Return all entries precisely as they stand, without the images.

------ Task data

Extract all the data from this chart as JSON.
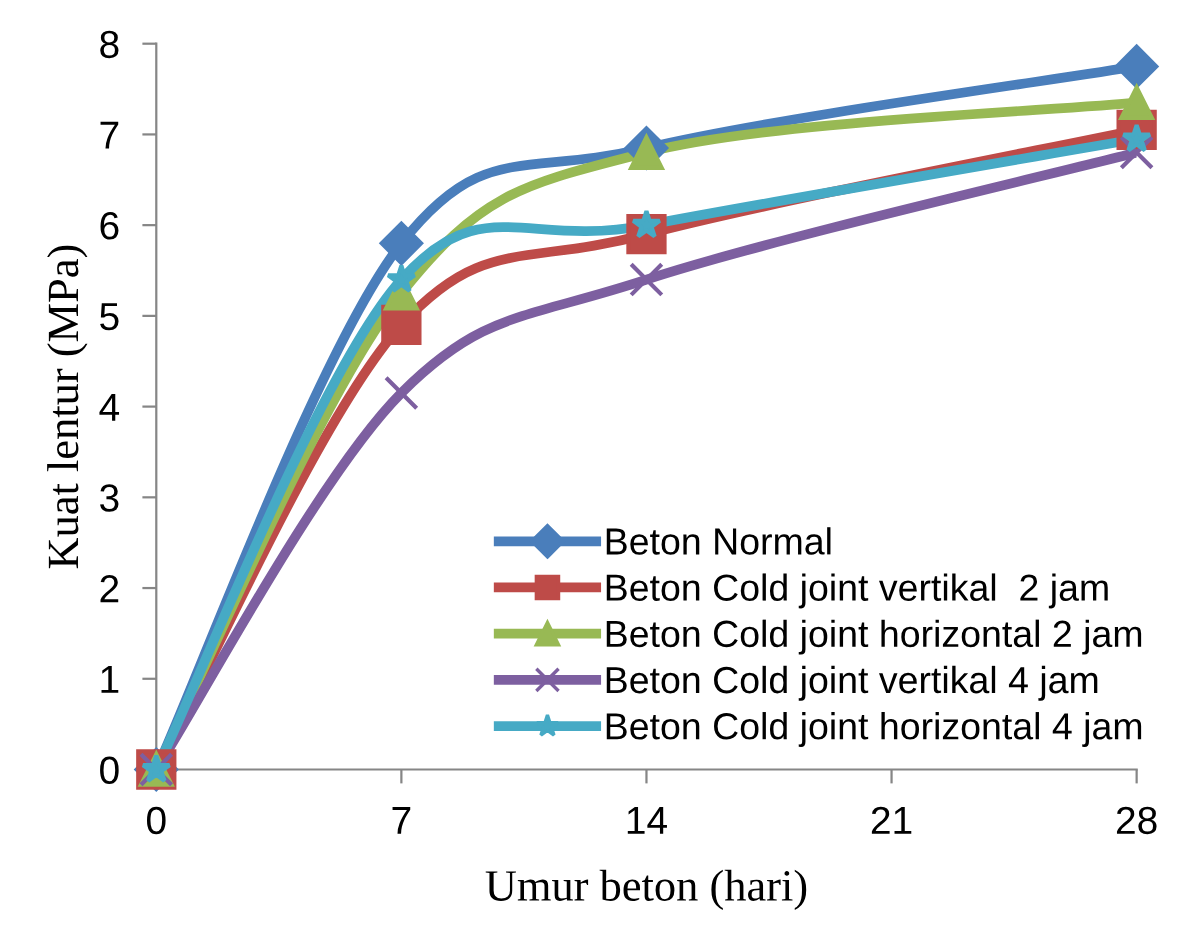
{
  "chart_data": {
    "type": "line",
    "xlabel": "Umur beton (hari)",
    "ylabel": "Kuat lentur (MPa)",
    "x": [
      0,
      7,
      14,
      28
    ],
    "xlim": [
      0,
      28
    ],
    "xticks": [
      0,
      7,
      14,
      21,
      28
    ],
    "ylim": [
      0,
      8
    ],
    "yticks": [
      0,
      1,
      2,
      3,
      4,
      5,
      6,
      7,
      8
    ],
    "grid": false,
    "legend": "bottom right",
    "line_style": "solid",
    "series": [
      {
        "name": "Beton Normal",
        "color": "#4a7ebb",
        "marker": "diamond",
        "values": [
          0,
          5.8,
          6.85,
          7.75
        ]
      },
      {
        "name": "Beton Cold joint vertikal  2 jam",
        "color": "#be4b48",
        "marker": "square",
        "values": [
          0,
          4.9,
          5.9,
          7.05
        ]
      },
      {
        "name": "Beton Cold joint horizontal 2 jam",
        "color": "#98b954",
        "marker": "triangle",
        "values": [
          0,
          5.25,
          6.8,
          7.35
        ]
      },
      {
        "name": "Beton Cold joint vertikal 4 jam",
        "color": "#7d5fa0",
        "marker": "cross",
        "values": [
          0,
          4.15,
          5.4,
          6.8
        ]
      },
      {
        "name": "Beton Cold joint horizontal 4 jam",
        "color": "#46aac5",
        "marker": "star",
        "values": [
          0,
          5.4,
          6.0,
          6.95
        ]
      }
    ]
  }
}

------------

◆ Solution ◆
Extract all the data from this chart as JSON.
{
  "chart_data": {
    "type": "line",
    "xlabel": "Umur beton (hari)",
    "ylabel": "Kuat lentur (MPa)",
    "x": [
      0,
      7,
      14,
      28
    ],
    "xlim": [
      0,
      28
    ],
    "xticks": [
      0,
      7,
      14,
      21,
      28
    ],
    "ylim": [
      0,
      8
    ],
    "yticks": [
      0,
      1,
      2,
      3,
      4,
      5,
      6,
      7,
      8
    ],
    "grid": false,
    "legend": "bottom right",
    "line_style": "solid",
    "series": [
      {
        "name": "Beton Normal",
        "color": "#4a7ebb",
        "marker": "diamond",
        "values": [
          0,
          5.8,
          6.85,
          7.75
        ]
      },
      {
        "name": "Beton Cold joint vertikal  2 jam",
        "color": "#be4b48",
        "marker": "square",
        "values": [
          0,
          4.9,
          5.9,
          7.05
        ]
      },
      {
        "name": "Beton Cold joint horizontal 2 jam",
        "color": "#98b954",
        "marker": "triangle",
        "values": [
          0,
          5.25,
          6.8,
          7.35
        ]
      },
      {
        "name": "Beton Cold joint vertikal 4 jam",
        "color": "#7d5fa0",
        "marker": "cross",
        "values": [
          0,
          4.15,
          5.4,
          6.8
        ]
      },
      {
        "name": "Beton Cold joint horizontal 4 jam",
        "color": "#46aac5",
        "marker": "star",
        "values": [
          0,
          5.4,
          6.0,
          6.95
        ]
      }
    ]
  }
}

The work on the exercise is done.